WHAT NEEDS TO BE DONE
Output nothing but the number of lines that include the word "converter".

Figure dataset records
________________________________________
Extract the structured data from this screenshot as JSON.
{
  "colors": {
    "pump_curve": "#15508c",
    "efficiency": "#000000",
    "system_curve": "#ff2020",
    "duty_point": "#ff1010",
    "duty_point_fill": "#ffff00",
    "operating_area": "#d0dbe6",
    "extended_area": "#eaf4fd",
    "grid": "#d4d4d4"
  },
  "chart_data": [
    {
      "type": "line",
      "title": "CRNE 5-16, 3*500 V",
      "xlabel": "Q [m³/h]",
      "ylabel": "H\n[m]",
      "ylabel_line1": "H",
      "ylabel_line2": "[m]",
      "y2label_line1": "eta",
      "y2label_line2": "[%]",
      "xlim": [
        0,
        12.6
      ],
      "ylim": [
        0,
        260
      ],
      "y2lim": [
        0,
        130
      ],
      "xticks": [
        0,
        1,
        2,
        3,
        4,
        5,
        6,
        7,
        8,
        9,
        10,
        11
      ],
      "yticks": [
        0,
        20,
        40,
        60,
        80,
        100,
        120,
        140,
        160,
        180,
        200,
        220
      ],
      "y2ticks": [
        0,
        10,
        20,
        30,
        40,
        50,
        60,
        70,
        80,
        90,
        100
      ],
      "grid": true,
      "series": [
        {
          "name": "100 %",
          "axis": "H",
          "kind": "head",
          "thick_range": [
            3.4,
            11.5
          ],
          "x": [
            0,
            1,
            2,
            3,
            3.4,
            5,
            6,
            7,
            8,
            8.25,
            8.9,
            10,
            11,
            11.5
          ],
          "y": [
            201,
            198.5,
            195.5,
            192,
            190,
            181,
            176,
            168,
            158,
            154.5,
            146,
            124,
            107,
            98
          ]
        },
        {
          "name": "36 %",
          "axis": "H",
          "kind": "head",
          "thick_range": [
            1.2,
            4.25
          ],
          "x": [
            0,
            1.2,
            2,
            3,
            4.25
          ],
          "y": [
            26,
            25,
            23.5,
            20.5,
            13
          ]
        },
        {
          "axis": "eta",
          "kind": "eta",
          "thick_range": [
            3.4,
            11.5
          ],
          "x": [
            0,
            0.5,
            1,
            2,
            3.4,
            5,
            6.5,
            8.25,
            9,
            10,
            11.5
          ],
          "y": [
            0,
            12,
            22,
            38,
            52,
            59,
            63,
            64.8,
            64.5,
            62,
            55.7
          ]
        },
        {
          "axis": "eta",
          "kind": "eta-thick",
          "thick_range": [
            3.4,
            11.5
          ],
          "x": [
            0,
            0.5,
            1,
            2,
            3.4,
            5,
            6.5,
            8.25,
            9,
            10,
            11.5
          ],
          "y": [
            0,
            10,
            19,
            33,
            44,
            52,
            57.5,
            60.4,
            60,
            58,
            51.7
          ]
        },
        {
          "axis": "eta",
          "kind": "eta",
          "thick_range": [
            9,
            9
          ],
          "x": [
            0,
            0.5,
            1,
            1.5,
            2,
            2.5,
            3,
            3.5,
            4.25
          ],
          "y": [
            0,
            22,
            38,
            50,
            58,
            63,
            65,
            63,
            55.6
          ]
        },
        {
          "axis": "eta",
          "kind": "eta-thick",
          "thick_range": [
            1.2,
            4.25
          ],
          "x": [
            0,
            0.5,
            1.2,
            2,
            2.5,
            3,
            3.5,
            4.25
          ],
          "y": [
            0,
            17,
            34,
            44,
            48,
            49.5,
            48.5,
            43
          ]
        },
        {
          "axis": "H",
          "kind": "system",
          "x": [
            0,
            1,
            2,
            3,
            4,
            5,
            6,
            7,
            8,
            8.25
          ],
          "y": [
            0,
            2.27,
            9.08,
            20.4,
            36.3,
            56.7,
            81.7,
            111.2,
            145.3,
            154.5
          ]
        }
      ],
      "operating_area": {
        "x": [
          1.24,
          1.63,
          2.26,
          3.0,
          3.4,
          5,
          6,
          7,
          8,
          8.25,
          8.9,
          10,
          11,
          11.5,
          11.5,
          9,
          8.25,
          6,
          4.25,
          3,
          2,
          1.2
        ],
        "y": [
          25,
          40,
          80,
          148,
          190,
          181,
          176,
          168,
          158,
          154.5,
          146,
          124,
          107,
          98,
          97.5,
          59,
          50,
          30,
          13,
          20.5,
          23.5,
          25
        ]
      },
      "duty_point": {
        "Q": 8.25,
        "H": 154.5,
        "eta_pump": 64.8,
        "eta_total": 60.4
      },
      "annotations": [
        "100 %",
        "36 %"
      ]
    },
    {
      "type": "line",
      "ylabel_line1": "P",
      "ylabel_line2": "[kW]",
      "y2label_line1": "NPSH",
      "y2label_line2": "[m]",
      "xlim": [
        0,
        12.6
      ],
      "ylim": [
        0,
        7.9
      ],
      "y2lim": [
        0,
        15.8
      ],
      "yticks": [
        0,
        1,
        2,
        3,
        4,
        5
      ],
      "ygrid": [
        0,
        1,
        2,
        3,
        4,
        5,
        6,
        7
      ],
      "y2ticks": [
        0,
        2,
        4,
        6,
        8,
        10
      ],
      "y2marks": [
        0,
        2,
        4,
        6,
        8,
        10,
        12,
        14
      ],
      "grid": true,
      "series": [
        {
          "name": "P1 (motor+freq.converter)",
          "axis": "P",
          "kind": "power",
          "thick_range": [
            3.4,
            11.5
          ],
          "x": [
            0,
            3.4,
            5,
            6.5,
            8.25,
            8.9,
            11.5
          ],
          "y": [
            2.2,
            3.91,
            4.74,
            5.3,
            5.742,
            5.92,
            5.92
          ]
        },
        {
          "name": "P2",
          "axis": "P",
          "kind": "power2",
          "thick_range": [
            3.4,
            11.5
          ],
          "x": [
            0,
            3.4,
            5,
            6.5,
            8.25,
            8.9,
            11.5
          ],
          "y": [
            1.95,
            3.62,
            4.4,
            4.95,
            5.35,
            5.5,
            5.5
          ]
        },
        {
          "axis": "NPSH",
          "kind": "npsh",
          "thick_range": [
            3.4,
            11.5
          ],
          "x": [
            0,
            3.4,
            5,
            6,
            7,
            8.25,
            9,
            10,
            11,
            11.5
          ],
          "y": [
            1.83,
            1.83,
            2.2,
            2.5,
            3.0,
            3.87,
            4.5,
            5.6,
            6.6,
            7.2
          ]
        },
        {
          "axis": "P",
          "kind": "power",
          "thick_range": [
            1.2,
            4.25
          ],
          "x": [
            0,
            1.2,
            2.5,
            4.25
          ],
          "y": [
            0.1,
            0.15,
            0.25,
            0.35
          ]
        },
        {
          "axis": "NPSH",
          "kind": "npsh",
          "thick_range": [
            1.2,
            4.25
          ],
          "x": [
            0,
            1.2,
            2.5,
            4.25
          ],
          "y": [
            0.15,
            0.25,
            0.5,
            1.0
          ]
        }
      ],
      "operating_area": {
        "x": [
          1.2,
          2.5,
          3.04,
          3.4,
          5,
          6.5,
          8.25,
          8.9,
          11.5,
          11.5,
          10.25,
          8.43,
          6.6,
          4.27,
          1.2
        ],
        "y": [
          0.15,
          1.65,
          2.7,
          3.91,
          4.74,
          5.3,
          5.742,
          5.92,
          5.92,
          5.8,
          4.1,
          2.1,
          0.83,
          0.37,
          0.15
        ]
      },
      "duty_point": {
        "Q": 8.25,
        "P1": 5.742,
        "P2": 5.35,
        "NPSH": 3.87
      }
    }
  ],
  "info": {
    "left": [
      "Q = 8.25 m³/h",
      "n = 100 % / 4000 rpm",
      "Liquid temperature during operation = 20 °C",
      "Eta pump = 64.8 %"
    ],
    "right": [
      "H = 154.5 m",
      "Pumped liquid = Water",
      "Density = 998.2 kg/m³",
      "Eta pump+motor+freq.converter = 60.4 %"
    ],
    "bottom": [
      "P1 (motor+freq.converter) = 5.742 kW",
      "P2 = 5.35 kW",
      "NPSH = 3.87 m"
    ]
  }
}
________________________________________
SOLUTION FOR THIS EXERCISE
3